Stored data:
______
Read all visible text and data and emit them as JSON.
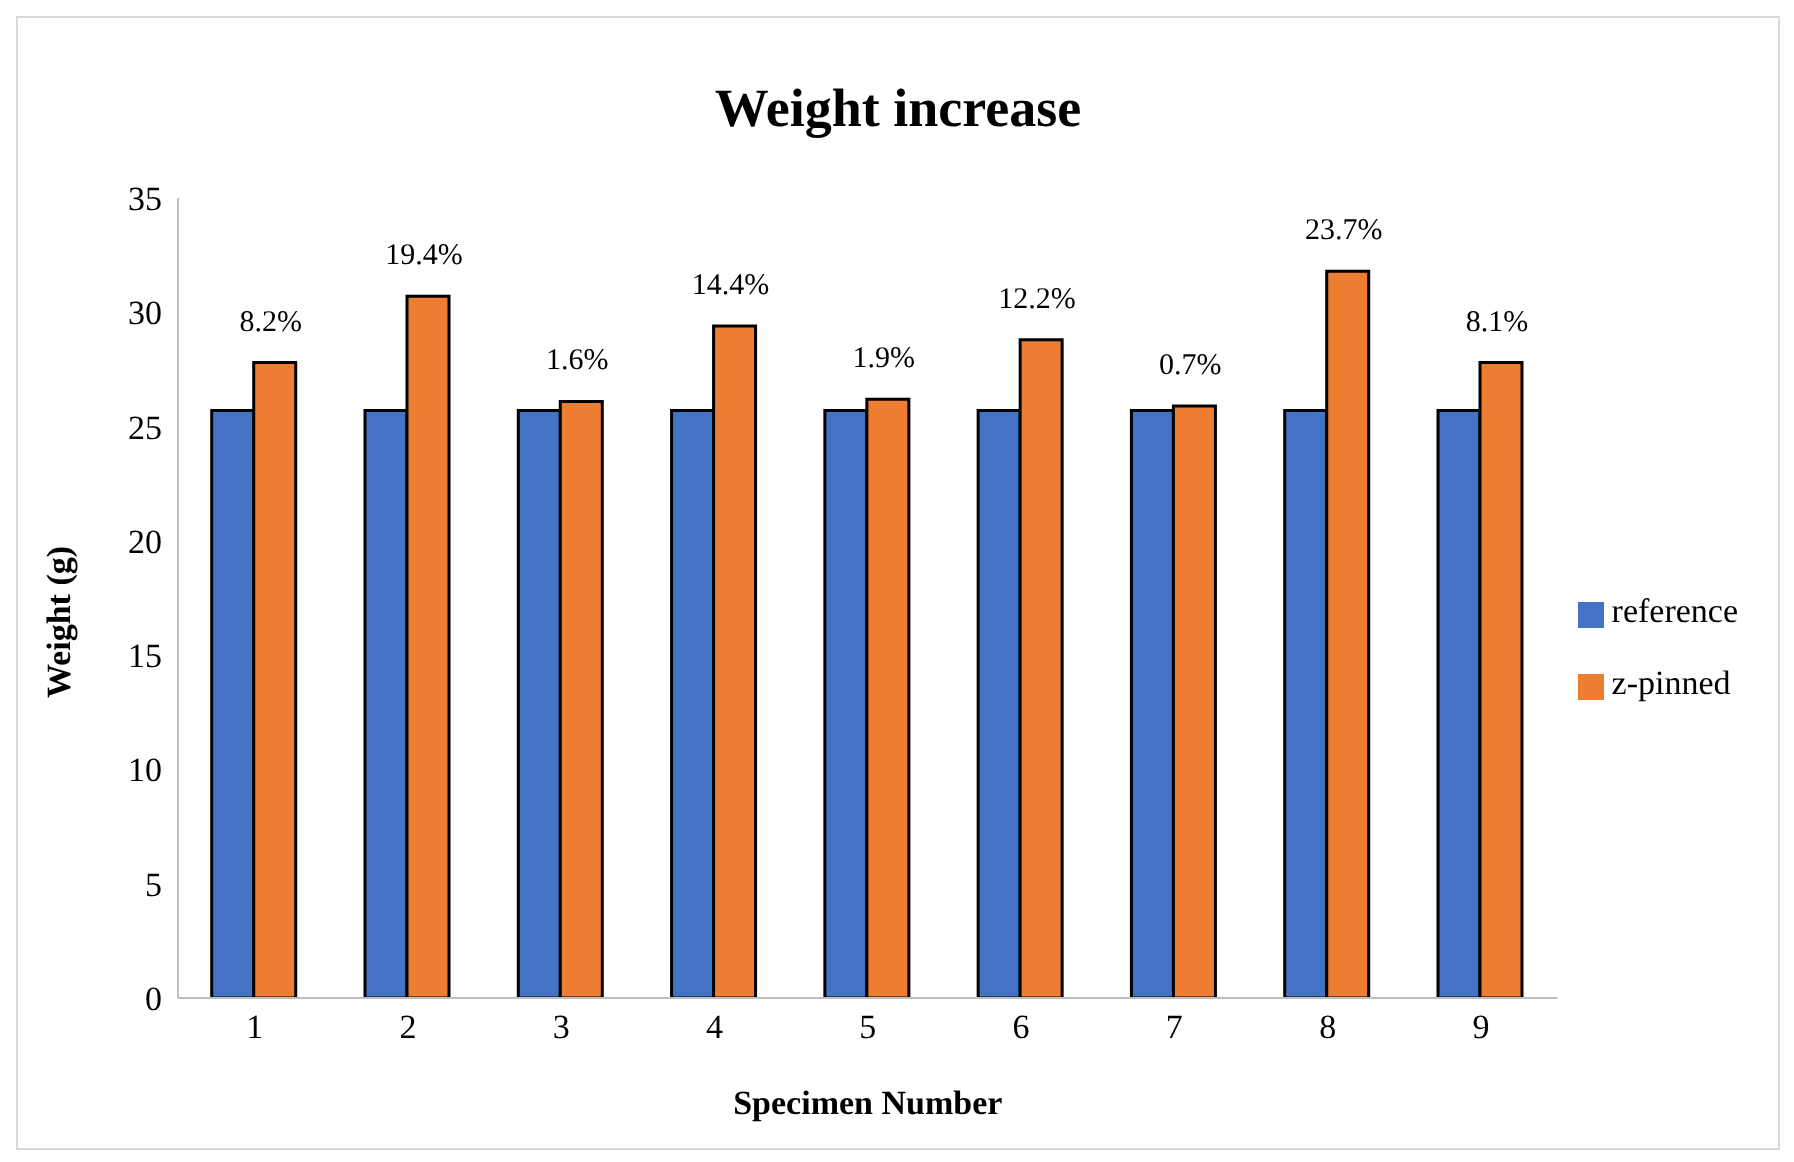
{
  "chart_data": {
    "type": "bar",
    "title": "Weight increase",
    "xlabel": "Specimen Number",
    "ylabel": "Weight (g)",
    "categories": [
      "1",
      "2",
      "3",
      "4",
      "5",
      "6",
      "7",
      "8",
      "9"
    ],
    "series": [
      {
        "name": "reference",
        "color": "#4472c4",
        "values": [
          25.7,
          25.7,
          25.7,
          25.7,
          25.7,
          25.7,
          25.7,
          25.7,
          25.7
        ]
      },
      {
        "name": "z-pinned",
        "color": "#ed7d31",
        "values": [
          27.8,
          30.7,
          26.1,
          29.4,
          26.2,
          28.8,
          25.9,
          31.8,
          27.8
        ]
      }
    ],
    "annotations": [
      {
        "text": "8.2%",
        "x": "1",
        "y": 27.8
      },
      {
        "text": "19.4%",
        "x": "2",
        "y": 30.7
      },
      {
        "text": "1.6%",
        "x": "3",
        "y": 26.1
      },
      {
        "text": "14.4%",
        "x": "4",
        "y": 29.4
      },
      {
        "text": "1.9%",
        "x": "5",
        "y": 26.2
      },
      {
        "text": "12.2%",
        "x": "6",
        "y": 28.8
      },
      {
        "text": "0.7%",
        "x": "7",
        "y": 25.9
      },
      {
        "text": "23.7%",
        "x": "8",
        "y": 31.8
      },
      {
        "text": "8.1%",
        "x": "9",
        "y": 27.8
      }
    ],
    "ylim": [
      0,
      35
    ],
    "yticks": [
      0,
      5,
      10,
      15,
      20,
      25,
      30,
      35
    ],
    "grid": false,
    "legend": "right"
  }
}
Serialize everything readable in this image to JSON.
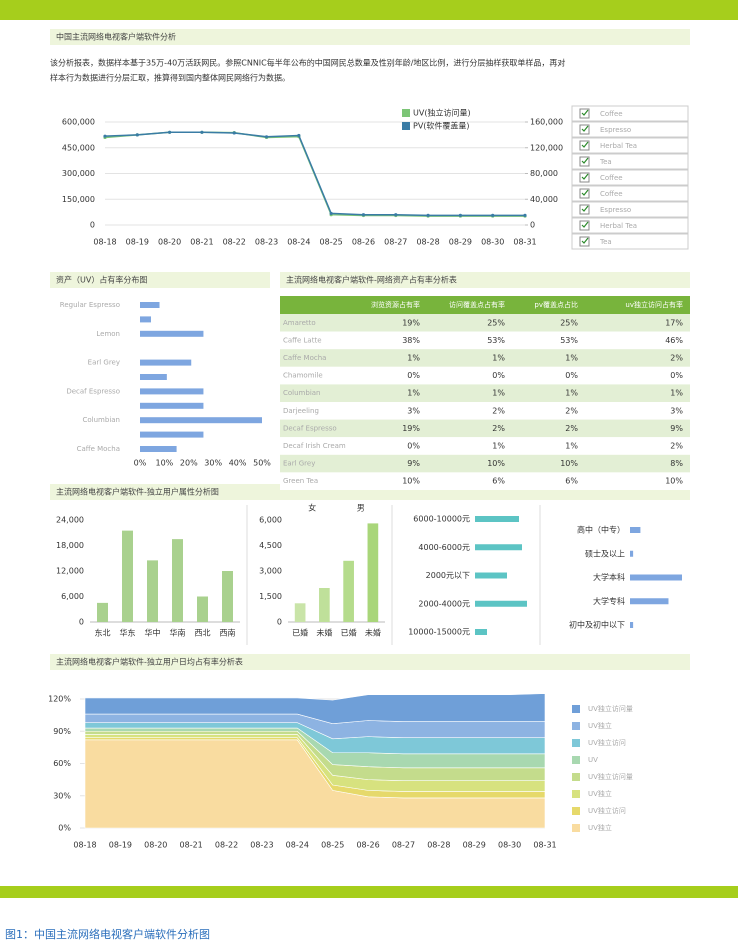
______
WHAT IS NEEDED:
Reproduce the whole listing word for word, setting aside any pictures.

TASK RESPONSE:
Read all visible text and data and emit them as JSON.
{
  "chart_data": {
    "type": "bar",
    "title": "Weight increase",
    "xlabel": "Specimen Number",
    "ylabel": "Weight (g)",
    "categories": [
      "1",
      "2",
      "3",
      "4",
      "5",
      "6",
      "7",
      "8",
      "9"
    ],
    "series": [
      {
        "name": "reference",
        "color": "#4472c4",
        "values": [
          25.7,
          25.7,
          25.7,
          25.7,
          25.7,
          25.7,
          25.7,
          25.7,
          25.7
        ]
      },
      {
        "name": "z-pinned",
        "color": "#ed7d31",
        "values": [
          27.8,
          30.7,
          26.1,
          29.4,
          26.2,
          28.8,
          25.9,
          31.8,
          27.8
        ]
      }
    ],
    "annotations": [
      {
        "text": "8.2%",
        "x": "1",
        "y": 27.8
      },
      {
        "text": "19.4%",
        "x": "2",
        "y": 30.7
      },
      {
        "text": "1.6%",
        "x": "3",
        "y": 26.1
      },
      {
        "text": "14.4%",
        "x": "4",
        "y": 29.4
      },
      {
        "text": "1.9%",
        "x": "5",
        "y": 26.2
      },
      {
        "text": "12.2%",
        "x": "6",
        "y": 28.8
      },
      {
        "text": "0.7%",
        "x": "7",
        "y": 25.9
      },
      {
        "text": "23.7%",
        "x": "8",
        "y": 31.8
      },
      {
        "text": "8.1%",
        "x": "9",
        "y": 27.8
      }
    ],
    "ylim": [
      0,
      35
    ],
    "yticks": [
      0,
      5,
      10,
      15,
      20,
      25,
      30,
      35
    ],
    "grid": false,
    "legend": "right"
  }
}
Serialize everything readable in this image to JSON.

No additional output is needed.